-- start Passage --
If they keep the size about the same as the current 100-400, drop the push-pull and improve IQ, this could be a very tempting lens ...


----------



## pj1974 (Feb 4, 2014)

Hmmm "2014 WILL see the replacement of the Canon EF 100-400 f/4.5-5.6L IS"

Well, that's interesting!!! Not 'may'! 

I love my 70-300mm (great IQ, and still so portable). I expect any 70-400mm will be significantly larger (& more expensive) - but would be a great 'zoom' birding lens. 

Then there's the 200-400mm 1.4x... *sigh*

The Tamron 150-600mm looks like a decent budget birding zoom... reviews showing it's decent at 600mm at between f/8 and f/11.

But still... we're talking about a potential Canon 70-400mm... yes, I expect it will be EF too.

 Paul


----------



## Albi86 (Feb 4, 2014)

It will be interesting to see if/how it copes with 1.4x TC VS the Tamron.


----------



## dufflover (Feb 4, 2014)

This particular patent says 240mm lens length (right?) so that puts it a tad shorter than the 400mm/5.6.
And way longer than the nice 70-200 collapsed size if that's the case.


----------



## MintChocs (Feb 4, 2014)

I wonder what lens will weigh and more importantly what the price will be?


----------



## Marsu42 (Feb 4, 2014)

dufflover said:


> This particular patent says 240mm lens length (right?) so that puts it a tad shorter than the 400mm/5.6.
> And way longer than the nice 70-200 collapsed size if that's the case.



The 70-200L is 200mm (internal zoom), and this is on the very edge of portable ... the 70-300L is only 143mm collapsed. 

This puts this new patent in another class entirely, and thus the zoom range is a bit bit strange - who would want to use this @70mm except for dedicated usage cases when very high flexibility is required? The difference between ~300 and 390 isn't that large w/o tc, so if I were to use this instead of the 70-300L the new lens would have to have terrific iq ... which also means very high weight & price.


----------



## GreenViper (Feb 4, 2014)

To be honest, if the replacement for the 100-400 is going to be extended in range and noticeably larger, I'd much prefer the extended range at the long end e.g. 100-500 or 150-500 for my 5D3. The gap between the current 100-400 and the supertelephotos for 400+ range is quite frankly a financial chasm. Something like a high quality 150-500 at $2000-3000 range would go a long way to filling that gap. Canon could get a number of enthusiasts to spend this much more for such a lens without in any way impacting its supertelephoto sales.


----------



## CatfishSoupFTW (Feb 4, 2014)

70-400 2.8 IS . 

this. hahahah, for an arm and a leg. 70-400 would seem like a nice focal length though. i still wouldnt mind push pull. either or would be fine imho.


----------



## Maui5150 (Feb 4, 2014)

Marsu42 said:


> dufflover said:
> 
> 
> > This particular patent says 240mm lens length (right?) so that puts it a tad shorter than the 400mm/5.6.
-- end Passage --
Written request 1:
Answer these questions from the forum thread:
(a) What focal range does the Tamron lens mentioned in the forum thread cover?
(b) How long is the 70-300L when collapsed, according to Marsu42?
(c) What price range does GreenViper suggest for a high quality 150-500?
-- start Record list --
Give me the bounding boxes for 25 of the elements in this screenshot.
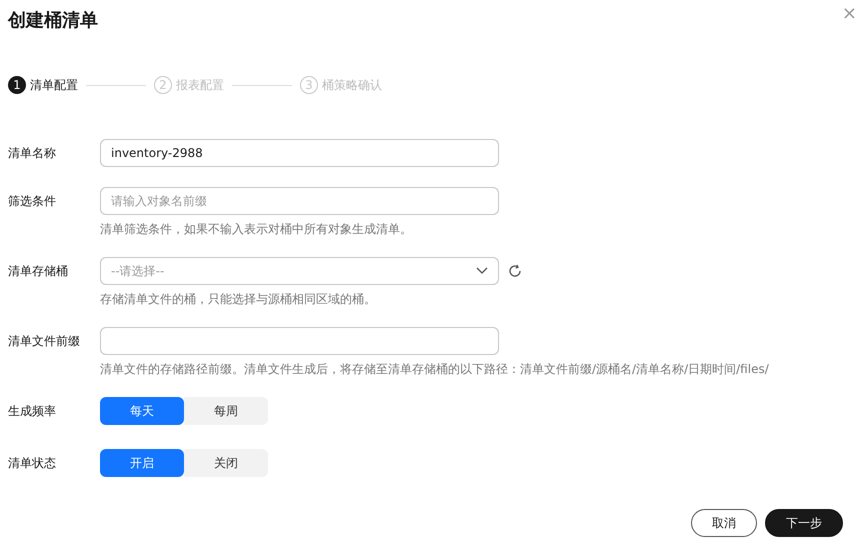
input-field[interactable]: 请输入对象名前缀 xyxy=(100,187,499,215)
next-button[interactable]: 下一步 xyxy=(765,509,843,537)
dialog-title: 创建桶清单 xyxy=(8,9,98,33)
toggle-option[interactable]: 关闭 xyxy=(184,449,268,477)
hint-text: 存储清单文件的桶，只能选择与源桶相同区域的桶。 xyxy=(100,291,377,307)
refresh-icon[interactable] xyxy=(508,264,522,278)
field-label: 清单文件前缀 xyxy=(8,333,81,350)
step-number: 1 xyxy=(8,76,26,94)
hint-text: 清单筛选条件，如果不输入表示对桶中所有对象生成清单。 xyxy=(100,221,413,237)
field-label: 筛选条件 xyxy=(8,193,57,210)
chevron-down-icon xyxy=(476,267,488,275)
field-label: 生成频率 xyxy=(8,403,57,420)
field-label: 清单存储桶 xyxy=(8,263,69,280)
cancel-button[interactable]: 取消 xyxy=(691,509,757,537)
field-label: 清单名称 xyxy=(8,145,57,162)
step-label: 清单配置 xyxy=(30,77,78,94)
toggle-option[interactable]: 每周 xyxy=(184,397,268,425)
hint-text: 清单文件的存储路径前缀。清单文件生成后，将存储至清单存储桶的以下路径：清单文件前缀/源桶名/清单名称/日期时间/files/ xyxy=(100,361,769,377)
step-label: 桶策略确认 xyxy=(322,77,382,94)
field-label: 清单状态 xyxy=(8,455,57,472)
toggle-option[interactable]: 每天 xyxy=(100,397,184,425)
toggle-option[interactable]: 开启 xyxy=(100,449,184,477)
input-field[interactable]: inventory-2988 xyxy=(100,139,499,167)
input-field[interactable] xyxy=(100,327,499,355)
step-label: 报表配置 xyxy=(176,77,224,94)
-- end Record list --
Written request 2:
Output the rows as a Markdown table with the columns n and Line, starting at the row containing "input-field[interactable]: 请输入对象名前缀 xyxy=(100,187,499,215)" and ending at the last of the rows. Leave out blank lines.

Task solution 1:
(a) 150-600mm
(b) 143mm
(c) $2000-3000

Task solution 2:
| n | Line |
|---|---|
| 1 | input-field[interactable]: 请输入对象名前缀 xyxy=(100,187,499,215) |
| 2 | next-button[interactable]: 下一步 xyxy=(765,509,843,537) |
| 3 | dialog-title: 创建桶清单 xyxy=(8,9,98,33) |
| 4 | toggle-option[interactable]: 关闭 xyxy=(184,449,268,477) |
| 5 | hint-text: 存储清单文件的桶，只能选择与源桶相同区域的桶。 xyxy=(100,291,377,307) |
| 6 | refresh-icon[interactable] xyxy=(508,264,522,278) |
| 7 | field-label: 清单文件前缀 xyxy=(8,333,81,350) |
| 8 | step-number: 1 xyxy=(8,76,26,94) |
| 9 | hint-text: 清单筛选条件，如果不输入表示对桶中所有对象生成清单。 xyxy=(100,221,413,237) |
| 10 | field-label: 筛选条件 xyxy=(8,193,57,210) |
| 11 | chevron-down-icon xyxy=(476,267,488,275) |
| 12 | field-label: 生成频率 xyxy=(8,403,57,420) |
| 13 | field-label: 清单存储桶 xyxy=(8,263,69,280) |
| 14 | cancel-button[interactable]: 取消 xyxy=(691,509,757,537) |
| 15 | field-label: 清单名称 xyxy=(8,145,57,162) |
| 16 | step-label: 清单配置 xyxy=(30,77,78,94) |
| 17 | toggle-option[interactable]: 每周 xyxy=(184,397,268,425) |
| 18 | hint-text: 清单文件的存储路径前缀。清单文件生成后，将存储至清单存储桶的以下路径：清单文件前缀/源桶名/清单名称/日期时间/files/ xyxy=(100,361,769,377) |
| 19 | step-label: 桶策略确认 xyxy=(322,77,382,94) |
| 20 | field-label: 清单状态 xyxy=(8,455,57,472) |
| 21 | toggle-option[interactable]: 每天 xyxy=(100,397,184,425) |
| 22 | toggle-option[interactable]: 开启 xyxy=(100,449,184,477) |
| 23 | input-field[interactable]: inventory-2988 xyxy=(100,139,499,167) |
| 24 | input-field[interactable] xyxy=(100,327,499,355) |
| 25 | step-label: 报表配置 xyxy=(176,77,224,94) |